*GIVEN INSTRUCTION*.
Word for word, retype every entry in the listing.

-- Start DATA EXCERPTS --

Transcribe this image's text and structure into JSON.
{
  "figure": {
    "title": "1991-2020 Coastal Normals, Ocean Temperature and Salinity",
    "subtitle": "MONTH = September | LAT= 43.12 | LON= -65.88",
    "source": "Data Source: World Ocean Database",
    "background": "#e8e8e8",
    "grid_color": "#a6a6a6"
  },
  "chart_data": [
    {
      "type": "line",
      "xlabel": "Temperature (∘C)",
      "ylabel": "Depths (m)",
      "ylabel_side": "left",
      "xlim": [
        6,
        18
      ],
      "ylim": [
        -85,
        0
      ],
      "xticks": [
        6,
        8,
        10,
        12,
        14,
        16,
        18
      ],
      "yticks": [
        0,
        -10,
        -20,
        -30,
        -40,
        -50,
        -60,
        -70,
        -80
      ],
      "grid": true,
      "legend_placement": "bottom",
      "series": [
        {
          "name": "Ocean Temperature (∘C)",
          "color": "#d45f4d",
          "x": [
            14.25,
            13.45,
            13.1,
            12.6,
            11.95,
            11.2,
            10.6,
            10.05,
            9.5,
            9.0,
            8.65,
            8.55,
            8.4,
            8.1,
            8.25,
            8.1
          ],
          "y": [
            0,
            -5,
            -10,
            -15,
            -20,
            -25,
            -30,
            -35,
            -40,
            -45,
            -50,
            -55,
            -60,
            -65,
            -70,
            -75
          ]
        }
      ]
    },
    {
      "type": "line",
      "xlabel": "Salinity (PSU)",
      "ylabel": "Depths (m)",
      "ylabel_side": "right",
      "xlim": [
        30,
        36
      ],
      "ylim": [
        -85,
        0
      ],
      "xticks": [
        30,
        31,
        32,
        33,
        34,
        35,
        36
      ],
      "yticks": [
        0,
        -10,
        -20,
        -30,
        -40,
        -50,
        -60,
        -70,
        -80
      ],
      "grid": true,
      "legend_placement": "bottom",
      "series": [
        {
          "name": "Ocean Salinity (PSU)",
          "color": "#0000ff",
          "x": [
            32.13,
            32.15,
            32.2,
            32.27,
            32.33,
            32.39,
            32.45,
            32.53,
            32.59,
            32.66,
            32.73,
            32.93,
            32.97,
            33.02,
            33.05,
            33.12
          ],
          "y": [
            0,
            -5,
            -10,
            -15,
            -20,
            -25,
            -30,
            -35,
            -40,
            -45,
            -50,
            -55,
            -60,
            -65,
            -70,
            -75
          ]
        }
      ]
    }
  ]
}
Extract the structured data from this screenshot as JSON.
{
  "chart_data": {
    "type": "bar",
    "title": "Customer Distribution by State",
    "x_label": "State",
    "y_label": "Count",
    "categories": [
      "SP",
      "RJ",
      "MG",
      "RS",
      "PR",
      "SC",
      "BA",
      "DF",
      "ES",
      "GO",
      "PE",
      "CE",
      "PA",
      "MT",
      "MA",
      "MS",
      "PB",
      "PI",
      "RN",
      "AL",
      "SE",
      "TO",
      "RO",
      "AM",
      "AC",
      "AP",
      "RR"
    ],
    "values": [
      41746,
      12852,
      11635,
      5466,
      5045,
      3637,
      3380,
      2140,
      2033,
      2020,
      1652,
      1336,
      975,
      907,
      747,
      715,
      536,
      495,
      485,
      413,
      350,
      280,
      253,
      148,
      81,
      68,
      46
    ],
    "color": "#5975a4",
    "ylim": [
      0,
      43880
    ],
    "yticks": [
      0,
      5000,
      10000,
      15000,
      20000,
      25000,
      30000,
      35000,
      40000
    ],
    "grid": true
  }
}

-- End DATA EXCERPTS --

*TASK ANSWER*.
Transcribe this image's text and structure into JSON.
{
  "figure": {
    "title": "1991-2020 Coastal Normals, Ocean Temperature and Salinity",
    "subtitle": "MONTH = September | LAT= 43.12 | LON= -65.88",
    "source": "Data Source: World Ocean Database",
    "background": "#e8e8e8",
    "grid_color": "#a6a6a6"
  },
  "chart_data": [
    {
      "type": "line",
      "xlabel": "Temperature (∘C)",
      "ylabel": "Depths (m)",
      "ylabel_side": "left",
      "xlim": [
        6,
        18
      ],
      "ylim": [
        -85,
        0
      ],
      "xticks": [
        6,
        8,
        10,
        12,
        14,
        16,
        18
      ],
      "yticks": [
        0,
        -10,
        -20,
        -30,
        -40,
        -50,
        -60,
        -70,
        -80
      ],
      "grid": true,
      "legend_placement": "bottom",
      "series": [
        {
          "name": "Ocean Temperature (∘C)",
          "color": "#d45f4d",
          "x": [
            14.25,
            13.45,
            13.1,
            12.6,
            11.95,
            11.2,
            10.6,
            10.05,
            9.5,
            9.0,
            8.65,
            8.55,
            8.4,
            8.1,
            8.25,
            8.1
          ],
          "y": [
            0,
            -5,
            -10,
            -15,
            -20,
            -25,
            -30,
            -35,
            -40,
            -45,
            -50,
            -55,
            -60,
            -65,
            -70,
            -75
          ]
        }
      ]
    },
    {
      "type": "line",
      "xlabel": "Salinity (PSU)",
      "ylabel": "Depths (m)",
      "ylabel_side": "right",
      "xlim": [
        30,
        36
      ],
      "ylim": [
        -85,
        0
      ],
      "xticks": [
        30,
        31,
        32,
        33,
        34,
        35,
        36
      ],
      "yticks": [
        0,
        -10,
        -20,
        -30,
        -40,
        -50,
        -60,
        -70,
        -80
      ],
      "grid": true,
      "legend_placement": "bottom",
      "series": [
        {
          "name": "Ocean Salinity (PSU)",
          "color": "#0000ff",
          "x": [
            32.13,
            32.15,
            32.2,
            32.27,
            32.33,
            32.39,
            32.45,
            32.53,
            32.59,
            32.66,
            32.73,
            32.93,
            32.97,
            33.02,
            33.05,
            33.12
          ],
          "y": [
            0,
            -5,
            -10,
            -15,
            -20,
            -25,
            -30,
            -35,
            -40,
            -45,
            -50,
            -55,
            -60,
            -65,
            -70,
            -75
          ]
        }
      ]
    }
  ]
}
Extract the structured data from this screenshot as JSON.
{
  "chart_data": {
    "type": "bar",
    "title": "Customer Distribution by State",
    "x_label": "State",
    "y_label": "Count",
    "categories": [
      "SP",
      "RJ",
      "MG",
      "RS",
      "PR",
      "SC",
      "BA",
      "DF",
      "ES",
      "GO",
      "PE",
      "CE",
      "PA",
      "MT",
      "MA",
      "MS",
      "PB",
      "PI",
      "RN",
      "AL",
      "SE",
      "TO",
      "RO",
      "AM",
      "AC",
      "AP",
      "RR"
    ],
    "values": [
      41746,
      12852,
      11635,
      5466,
      5045,
      3637,
      3380,
      2140,
      2033,
      2020,
      1652,
      1336,
      975,
      907,
      747,
      715,
      536,
      495,
      485,
      413,
      350,
      280,
      253,
      148,
      81,
      68,
      46
    ],
    "color": "#5975a4",
    "ylim": [
      0,
      43880
    ],
    "yticks": [
      0,
      5000,
      10000,
      15000,
      20000,
      25000,
      30000,
      35000,
      40000
    ],
    "grid": true
  }
}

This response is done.